CHALLENGE: Extract all lines containing "咨询电话".

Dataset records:
= = = =
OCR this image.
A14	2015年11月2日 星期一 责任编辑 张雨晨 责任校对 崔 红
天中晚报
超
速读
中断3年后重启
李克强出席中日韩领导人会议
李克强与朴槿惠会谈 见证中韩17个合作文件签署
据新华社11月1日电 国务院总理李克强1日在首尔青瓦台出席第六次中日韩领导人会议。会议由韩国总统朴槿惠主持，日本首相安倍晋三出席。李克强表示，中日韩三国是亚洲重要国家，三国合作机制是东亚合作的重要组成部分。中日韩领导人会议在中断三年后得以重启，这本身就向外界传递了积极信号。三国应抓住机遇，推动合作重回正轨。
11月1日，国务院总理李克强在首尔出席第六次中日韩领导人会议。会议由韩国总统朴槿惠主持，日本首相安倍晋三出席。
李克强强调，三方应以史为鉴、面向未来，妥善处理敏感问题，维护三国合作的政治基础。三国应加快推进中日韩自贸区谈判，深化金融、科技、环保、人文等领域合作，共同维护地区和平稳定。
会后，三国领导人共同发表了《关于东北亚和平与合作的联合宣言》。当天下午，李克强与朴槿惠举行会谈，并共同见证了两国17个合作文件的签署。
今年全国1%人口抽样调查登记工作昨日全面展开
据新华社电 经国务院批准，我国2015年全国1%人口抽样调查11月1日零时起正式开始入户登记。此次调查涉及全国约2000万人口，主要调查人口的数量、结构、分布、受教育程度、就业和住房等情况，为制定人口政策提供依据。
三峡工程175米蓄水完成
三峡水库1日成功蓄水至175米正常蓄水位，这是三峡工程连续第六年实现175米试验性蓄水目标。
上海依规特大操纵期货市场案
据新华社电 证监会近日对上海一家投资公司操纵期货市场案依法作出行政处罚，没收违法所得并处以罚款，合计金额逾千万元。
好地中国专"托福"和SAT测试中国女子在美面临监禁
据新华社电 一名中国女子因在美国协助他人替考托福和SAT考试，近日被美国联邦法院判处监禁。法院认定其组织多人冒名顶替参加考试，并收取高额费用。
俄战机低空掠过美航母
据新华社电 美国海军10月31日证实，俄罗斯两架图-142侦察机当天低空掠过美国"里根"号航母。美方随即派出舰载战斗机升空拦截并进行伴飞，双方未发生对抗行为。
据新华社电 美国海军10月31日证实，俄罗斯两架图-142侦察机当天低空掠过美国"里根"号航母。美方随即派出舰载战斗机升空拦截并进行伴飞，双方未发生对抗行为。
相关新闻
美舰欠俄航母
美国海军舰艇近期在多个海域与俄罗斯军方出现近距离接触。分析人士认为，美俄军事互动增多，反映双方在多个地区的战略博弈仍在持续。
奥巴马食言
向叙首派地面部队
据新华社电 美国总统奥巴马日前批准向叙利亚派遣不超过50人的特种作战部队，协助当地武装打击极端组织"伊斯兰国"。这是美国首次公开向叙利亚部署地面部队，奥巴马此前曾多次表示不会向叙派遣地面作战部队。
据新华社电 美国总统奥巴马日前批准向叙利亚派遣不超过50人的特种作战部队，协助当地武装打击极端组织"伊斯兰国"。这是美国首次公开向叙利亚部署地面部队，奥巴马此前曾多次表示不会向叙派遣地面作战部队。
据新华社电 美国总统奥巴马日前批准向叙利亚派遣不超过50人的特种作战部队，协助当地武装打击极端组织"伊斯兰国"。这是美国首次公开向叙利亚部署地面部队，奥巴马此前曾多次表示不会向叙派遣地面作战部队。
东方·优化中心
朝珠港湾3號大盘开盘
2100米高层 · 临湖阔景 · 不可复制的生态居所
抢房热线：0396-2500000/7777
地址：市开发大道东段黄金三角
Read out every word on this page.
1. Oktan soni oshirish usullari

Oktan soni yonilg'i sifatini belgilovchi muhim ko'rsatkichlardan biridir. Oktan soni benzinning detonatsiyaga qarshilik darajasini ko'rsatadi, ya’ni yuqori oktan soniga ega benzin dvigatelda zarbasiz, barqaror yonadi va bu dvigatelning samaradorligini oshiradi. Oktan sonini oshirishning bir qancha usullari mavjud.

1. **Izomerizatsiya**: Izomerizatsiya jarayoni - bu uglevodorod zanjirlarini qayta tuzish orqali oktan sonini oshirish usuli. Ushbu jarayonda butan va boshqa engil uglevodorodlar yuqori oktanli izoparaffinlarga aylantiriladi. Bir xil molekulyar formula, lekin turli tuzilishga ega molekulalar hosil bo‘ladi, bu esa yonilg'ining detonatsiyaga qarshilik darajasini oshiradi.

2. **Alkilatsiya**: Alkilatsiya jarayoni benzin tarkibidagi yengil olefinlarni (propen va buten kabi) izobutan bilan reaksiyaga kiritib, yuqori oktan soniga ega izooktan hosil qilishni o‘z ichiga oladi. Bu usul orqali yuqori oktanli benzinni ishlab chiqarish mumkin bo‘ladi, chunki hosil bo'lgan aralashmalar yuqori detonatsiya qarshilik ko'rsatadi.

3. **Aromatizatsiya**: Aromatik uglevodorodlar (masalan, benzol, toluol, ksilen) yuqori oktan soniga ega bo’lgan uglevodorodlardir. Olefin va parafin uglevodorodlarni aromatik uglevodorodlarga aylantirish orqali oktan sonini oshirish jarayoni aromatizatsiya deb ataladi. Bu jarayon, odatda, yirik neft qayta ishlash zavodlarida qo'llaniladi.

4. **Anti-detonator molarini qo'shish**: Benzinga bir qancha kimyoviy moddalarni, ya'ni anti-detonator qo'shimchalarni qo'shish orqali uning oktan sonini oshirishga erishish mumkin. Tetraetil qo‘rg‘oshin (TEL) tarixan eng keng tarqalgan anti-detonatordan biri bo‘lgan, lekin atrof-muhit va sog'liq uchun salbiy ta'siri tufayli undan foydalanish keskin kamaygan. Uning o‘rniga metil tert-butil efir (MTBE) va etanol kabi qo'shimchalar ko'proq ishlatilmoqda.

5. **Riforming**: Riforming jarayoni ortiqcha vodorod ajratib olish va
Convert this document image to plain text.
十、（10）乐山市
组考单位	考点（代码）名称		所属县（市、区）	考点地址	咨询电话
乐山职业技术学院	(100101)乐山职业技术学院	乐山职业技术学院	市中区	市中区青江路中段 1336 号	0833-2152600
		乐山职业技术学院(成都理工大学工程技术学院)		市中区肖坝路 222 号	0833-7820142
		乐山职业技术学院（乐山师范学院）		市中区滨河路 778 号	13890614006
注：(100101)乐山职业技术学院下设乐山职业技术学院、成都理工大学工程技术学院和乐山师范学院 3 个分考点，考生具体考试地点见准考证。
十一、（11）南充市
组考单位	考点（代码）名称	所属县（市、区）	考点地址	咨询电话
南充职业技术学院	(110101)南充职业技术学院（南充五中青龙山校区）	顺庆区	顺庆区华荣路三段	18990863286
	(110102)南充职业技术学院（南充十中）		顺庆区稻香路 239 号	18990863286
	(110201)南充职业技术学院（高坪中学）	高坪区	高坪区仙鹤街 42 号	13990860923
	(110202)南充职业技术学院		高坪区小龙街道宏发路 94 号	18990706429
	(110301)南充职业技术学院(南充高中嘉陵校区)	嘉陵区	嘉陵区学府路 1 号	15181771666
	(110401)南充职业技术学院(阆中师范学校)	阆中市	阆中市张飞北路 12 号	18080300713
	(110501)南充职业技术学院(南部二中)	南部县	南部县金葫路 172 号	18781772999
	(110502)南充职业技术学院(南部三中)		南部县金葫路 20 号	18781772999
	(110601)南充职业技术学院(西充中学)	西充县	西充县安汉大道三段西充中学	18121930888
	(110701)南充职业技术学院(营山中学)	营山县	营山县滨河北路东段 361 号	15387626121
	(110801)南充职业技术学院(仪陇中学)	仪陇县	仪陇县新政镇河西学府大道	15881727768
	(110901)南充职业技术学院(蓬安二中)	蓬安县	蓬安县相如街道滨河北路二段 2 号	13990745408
= = = =
TASK SOLUTION:
组考单位	考点（代码）名称		所属县（市、区）	考点地址	咨询电话
组考单位	考点（代码）名称	所属县（市、区）	考点地址	咨询电话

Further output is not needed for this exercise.